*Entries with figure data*
⁂

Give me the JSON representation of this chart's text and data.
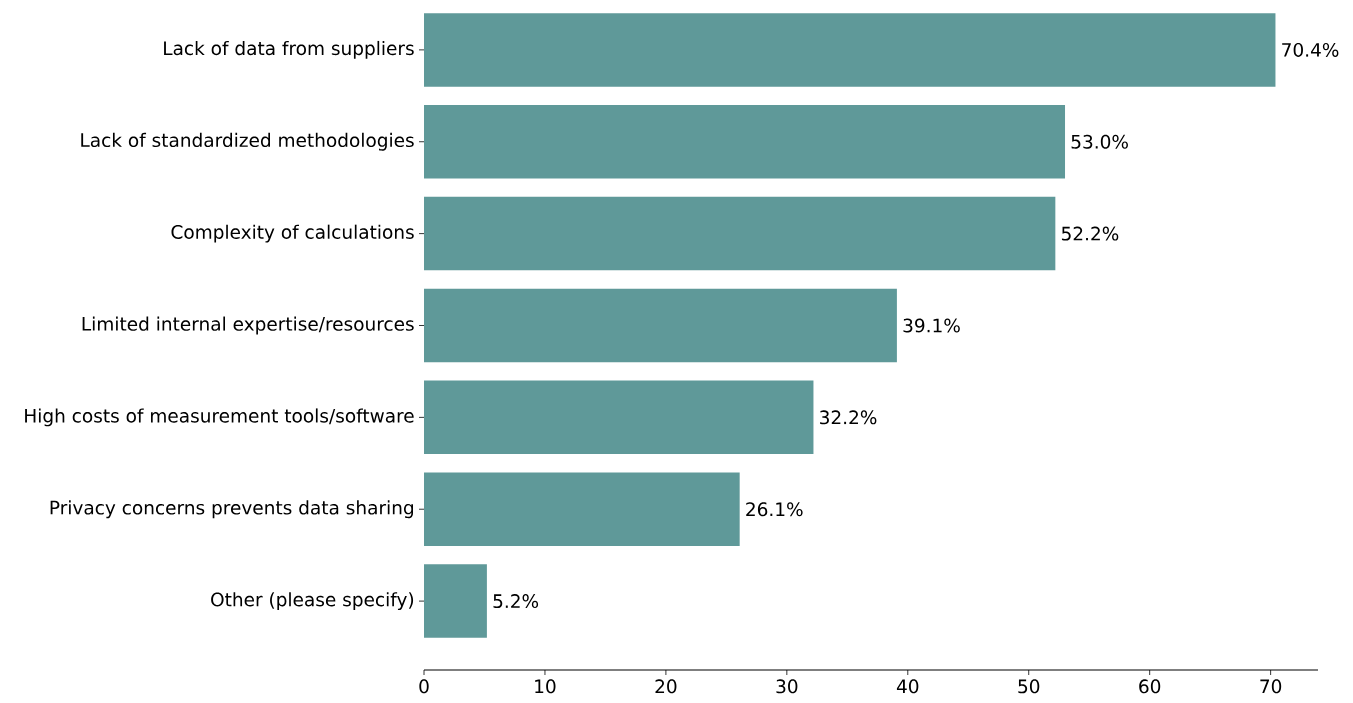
{
  "chart_data": {
    "type": "bar",
    "orientation": "horizontal",
    "categories": [
      "Lack of data from suppliers",
      "Lack of standardized methodologies",
      "Complexity of calculations",
      "Limited internal expertise/resources",
      "High costs of measurement tools/software",
      "Privacy concerns prevents data sharing",
      "Other (please specify)"
    ],
    "values": [
      70.4,
      53.0,
      52.2,
      39.1,
      32.2,
      26.1,
      5.2
    ],
    "value_labels": [
      "70.4%",
      "53.0%",
      "52.2%",
      "39.1%",
      "32.2%",
      "26.1%",
      "5.2%"
    ],
    "color": "#5f9999",
    "xlim": [
      0,
      73.92
    ],
    "xticks": [
      0,
      10,
      20,
      30,
      40,
      50,
      60,
      70
    ],
    "grid": false
  }
}
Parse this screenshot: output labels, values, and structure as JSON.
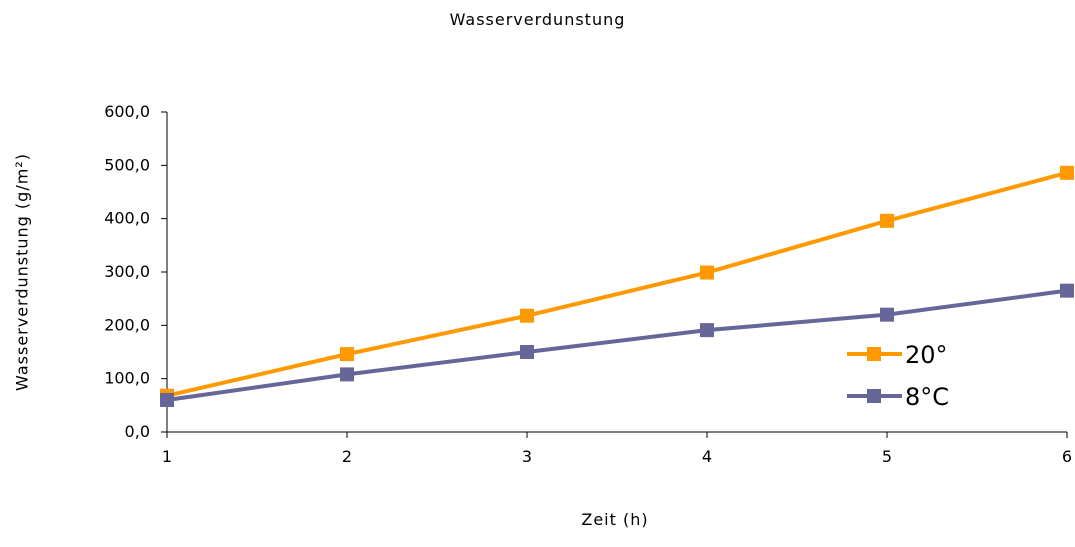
{
  "chart_data": {
    "type": "line",
    "title": "Wasserverdunstung",
    "xlabel": "Zeit (h)",
    "ylabel": "Wasserverdunstung  (g/m²)",
    "x": [
      1,
      2,
      3,
      4,
      5,
      6
    ],
    "x_tick_labels": [
      "1",
      "2",
      "3",
      "4",
      "5",
      "6"
    ],
    "y_tick_labels": [
      "0,0",
      "100,0",
      "200,0",
      "300,0",
      "400,0",
      "500,0",
      "600,0"
    ],
    "ylim": [
      0,
      600
    ],
    "grid": false,
    "legend_position": "right",
    "series": [
      {
        "name": "20°",
        "color": "#FF9900",
        "values": [
          68,
          146,
          218,
          299,
          396,
          486
        ]
      },
      {
        "name": "8°C",
        "color": "#666699",
        "values": [
          60,
          108,
          150,
          191,
          220,
          265
        ]
      }
    ]
  }
}
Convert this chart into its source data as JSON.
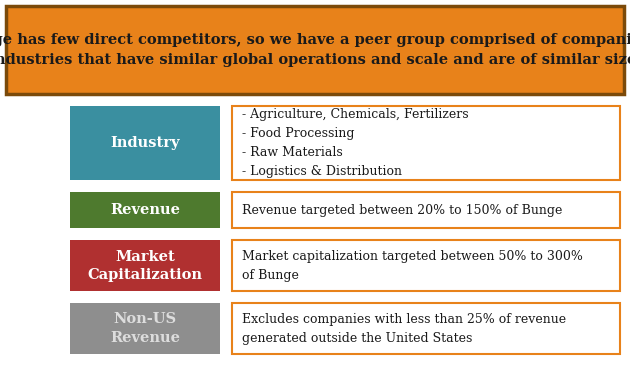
{
  "title_text": "Bunge has few direct competitors, so we have a peer group comprised of companies in\nadjacent industries that have similar global operations and scale and are of similar size to Bunge",
  "title_bg_color": "#E8821A",
  "title_border_color": "#7B4A0A",
  "title_text_color": "#1a1a1a",
  "rows": [
    {
      "label": "Industry",
      "label_color": "#3A8FA0",
      "label_text_color": "#FFFFFF",
      "content": "- Agriculture, Chemicals, Fertilizers\n- Food Processing\n- Raw Materials\n- Logistics & Distribution"
    },
    {
      "label": "Revenue",
      "label_color": "#4E7A2E",
      "label_text_color": "#FFFFFF",
      "content": "Revenue targeted between 20% to 150% of Bunge"
    },
    {
      "label": "Market\nCapitalization",
      "label_color": "#B03030",
      "label_text_color": "#FFFFFF",
      "content": "Market capitalization targeted between 50% to 300%\nof Bunge"
    },
    {
      "label": "Non-US\nRevenue",
      "label_color": "#8E8E8E",
      "label_text_color": "#DDDDDD",
      "content": "Excludes companies with less than 25% of revenue\ngenerated outside the United States"
    }
  ],
  "box_border_color": "#E8821A",
  "bg_color": "#FFFFFF",
  "content_font_size": 9.0,
  "label_font_size": 10.5,
  "title_font_size": 10.5,
  "fig_width": 6.3,
  "fig_height": 3.69,
  "dpi": 100
}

⁂

*Exercise objective*
Retype the records exactly. Any image in them should not appear in what you write.

*Output for this exercise*
Give me the JSON representation of this chart's text and data.
{
  "chart_data": {
    "type": "bar",
    "orientation": "horizontal",
    "categories": [
      "Lack of data from suppliers",
      "Lack of standardized methodologies",
      "Complexity of calculations",
      "Limited internal expertise/resources",
      "High costs of measurement tools/software",
      "Privacy concerns prevents data sharing",
      "Other (please specify)"
    ],
    "values": [
      70.4,
      53.0,
      52.2,
      39.1,
      32.2,
      26.1,
      5.2
    ],
    "value_labels": [
      "70.4%",
      "53.0%",
      "52.2%",
      "39.1%",
      "32.2%",
      "26.1%",
      "5.2%"
    ],
    "color": "#5f9999",
    "xlim": [
      0,
      73.92
    ],
    "xticks": [
      0,
      10,
      20,
      30,
      40,
      50,
      60,
      70
    ],
    "grid": false
  }
}
Parse this screenshot: output labels, values, and structure as JSON.
{
  "chart_data": {
    "type": "line",
    "title": "Wasserverdunstung",
    "xlabel": "Zeit (h)",
    "ylabel": "Wasserverdunstung  (g/m²)",
    "x": [
      1,
      2,
      3,
      4,
      5,
      6
    ],
    "x_tick_labels": [
      "1",
      "2",
      "3",
      "4",
      "5",
      "6"
    ],
    "y_tick_labels": [
      "0,0",
      "100,0",
      "200,0",
      "300,0",
      "400,0",
      "500,0",
      "600,0"
    ],
    "ylim": [
      0,
      600
    ],
    "grid": false,
    "legend_position": "right",
    "series": [
      {
        "name": "20°",
        "color": "#FF9900",
        "values": [
          68,
          146,
          218,
          299,
          396,
          486
        ]
      },
      {
        "name": "8°C",
        "color": "#666699",
        "values": [
          60,
          108,
          150,
          191,
          220,
          265
        ]
      }
    ]
  }
}
Convert this chart into its source data as JSON.
{
  "title_text": "Bunge has few direct competitors, so we have a peer group comprised of companies in\nadjacent industries that have similar global operations and scale and are of similar size to Bunge",
  "title_bg_color": "#E8821A",
  "title_border_color": "#7B4A0A",
  "title_text_color": "#1a1a1a",
  "rows": [
    {
      "label": "Industry",
      "label_color": "#3A8FA0",
      "label_text_color": "#FFFFFF",
      "content": "- Agriculture, Chemicals, Fertilizers\n- Food Processing\n- Raw Materials\n- Logistics & Distribution"
    },
    {
      "label": "Revenue",
      "label_color": "#4E7A2E",
      "label_text_color": "#FFFFFF",
      "content": "Revenue targeted between 20% to 150% of Bunge"
    },
    {
      "label": "Market\nCapitalization",
      "label_color": "#B03030",
      "label_text_color": "#FFFFFF",
      "content": "Market capitalization targeted between 50% to 300%\nof Bunge"
    },
    {
      "label": "Non-US\nRevenue",
      "label_color": "#8E8E8E",
      "label_text_color": "#DDDDDD",
      "content": "Excludes companies with less than 25% of revenue\ngenerated outside the United States"
    }
  ],
  "box_border_color": "#E8821A",
  "bg_color": "#FFFFFF",
  "content_font_size": 9.0,
  "label_font_size": 10.5,
  "title_font_size": 10.5,
  "fig_width": 6.3,
  "fig_height": 3.69,
  "dpi": 100
}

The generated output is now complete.